Prompt> Make an exact copy of the records, with the pictures left out.

Material for this exercise>
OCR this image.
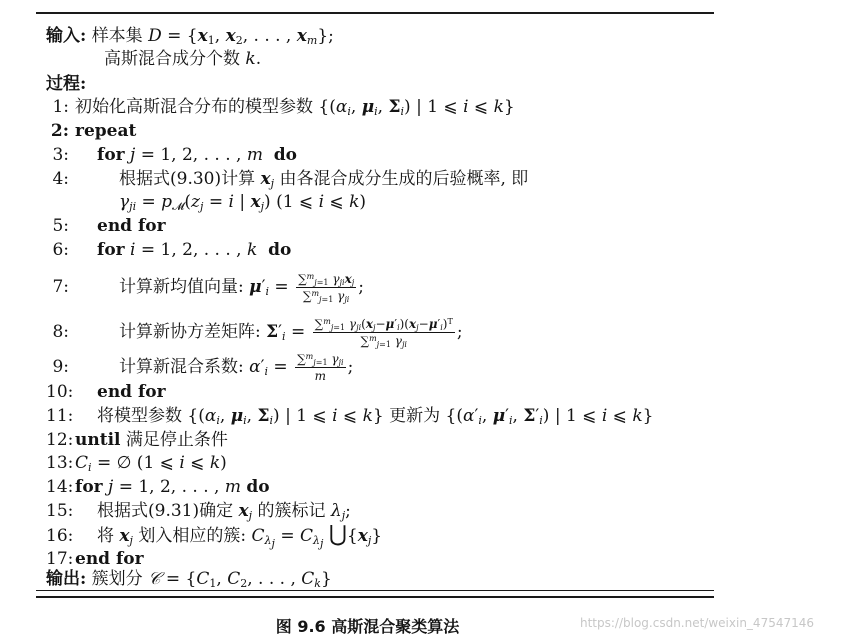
输入: 样本集 $D = \{x_1$, $x_2$, . . . , $x_m$};
高斯混合成分个数 k.
过程:
1: 初始化高斯混合分布的模型参数 {($\alpha_i$, $\mu_i$, $\Sigma_i$) | 1 ⩽ i ⩽ k}
2: repeat
3: for j = 1, 2, . . . , m do
4:	根据式(9.30)计算 $x_j$ 由各混合成分生成的后验概率, 即
$\gamma_{ji} = p_𝓜(z_j = i$ | $x_j$) (1 ⩽ i ⩽ k)
5: end for
6: for i = 1, 2, . . . , k do
7:	计算新均值向量: $\mu'_i = \frac{\sum^m_{j=1} \gamma_{ji}x_j}{\sum^m_{j=1} \gamma_{ji}}$ ;
8:	计算新协方差矩阵: $\Sigma'_i = \frac{\sum^m_{j=1} \gamma_{ji}(x_j-\mu'_i)(x_j-\mu'_i)^T}{\sum^m_{j=1} \gamma_{ji}}$ ;
9:	计算新混合系数: $\alpha'_i = \frac{\sum^m_{j=1} \gamma_{ji}}{m}$ ;
10: end for
11: 将模型参数 {($\alpha_i$, $\mu_i$, $\Sigma_i$) | 1 ⩽ i ⩽ k} 更新为 {($\alpha'_i$, $\mu'_i$, $\Sigma'_i$) | 1 ⩽ i ⩽ k}
12:until 满足停止条件
$13:C_i$ = ∅ (1 ⩽ i ⩽ k)
14:for j = 1, 2, . . . , m do
15: 根据式(9.31)确定 $x_j$ 的簇标记 $\lambda_j$;
16: 将 $x_j$ 划入相应的簇: $C_{\lambda_j} = C_{\lambda_j}$ $⋃\{x_j\}$
17:end for
输出: 簇划分 𝒞 = {$C_1$, $C_2$, . . . , $C_k$}
图 9.6 高斯混合聚类算法	https://blog.csdn.net/weixin_47547146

Exercise solution>
OCR this image.
输入: 样本集 $D = \{x_1$, $x_2$, . . . , $x_m$};
高斯混合成分个数 k.
过程:
1: 初始化高斯混合分布的模型参数 {($\alpha_i$, $\mu_i$, $\Sigma_i$) | 1 ⩽ i ⩽ k}
2: repeat
3: for j = 1, 2, . . . , m do
4:	根据式(9.30)计算 $x_j$ 由各混合成分生成的后验概率, 即
$\gamma_{ji} = p_𝓜(z_j = i$ | $x_j$) (1 ⩽ i ⩽ k)
5: end for
6: for i = 1, 2, . . . , k do
7:	计算新均值向量: $\mu'_i = \frac{\sum^m_{j=1} \gamma_{ji}x_j}{\sum^m_{j=1} \gamma_{ji}}$ ;
8:	计算新协方差矩阵: $\Sigma'_i = \frac{\sum^m_{j=1} \gamma_{ji}(x_j-\mu'_i)(x_j-\mu'_i)^T}{\sum^m_{j=1} \gamma_{ji}}$ ;
9:	计算新混合系数: $\alpha'_i = \frac{\sum^m_{j=1} \gamma_{ji}}{m}$ ;
10: end for
11: 将模型参数 {($\alpha_i$, $\mu_i$, $\Sigma_i$) | 1 ⩽ i ⩽ k} 更新为 {($\alpha'_i$, $\mu'_i$, $\Sigma'_i$) | 1 ⩽ i ⩽ k}
12:until 满足停止条件
$13:C_i$ = ∅ (1 ⩽ i ⩽ k)
14:for j = 1, 2, . . . , m do
15: 根据式(9.31)确定 $x_j$ 的簇标记 $\lambda_j$;
16: 将 $x_j$ 划入相应的簇: $C_{\lambda_j} = C_{\lambda_j}$ $⋃\{x_j\}$
17:end for
输出: 簇划分 𝒞 = {$C_1$, $C_2$, . . . , $C_k$}
图 9.6 高斯混合聚类算法	https://blog.csdn.net/weixin_47547146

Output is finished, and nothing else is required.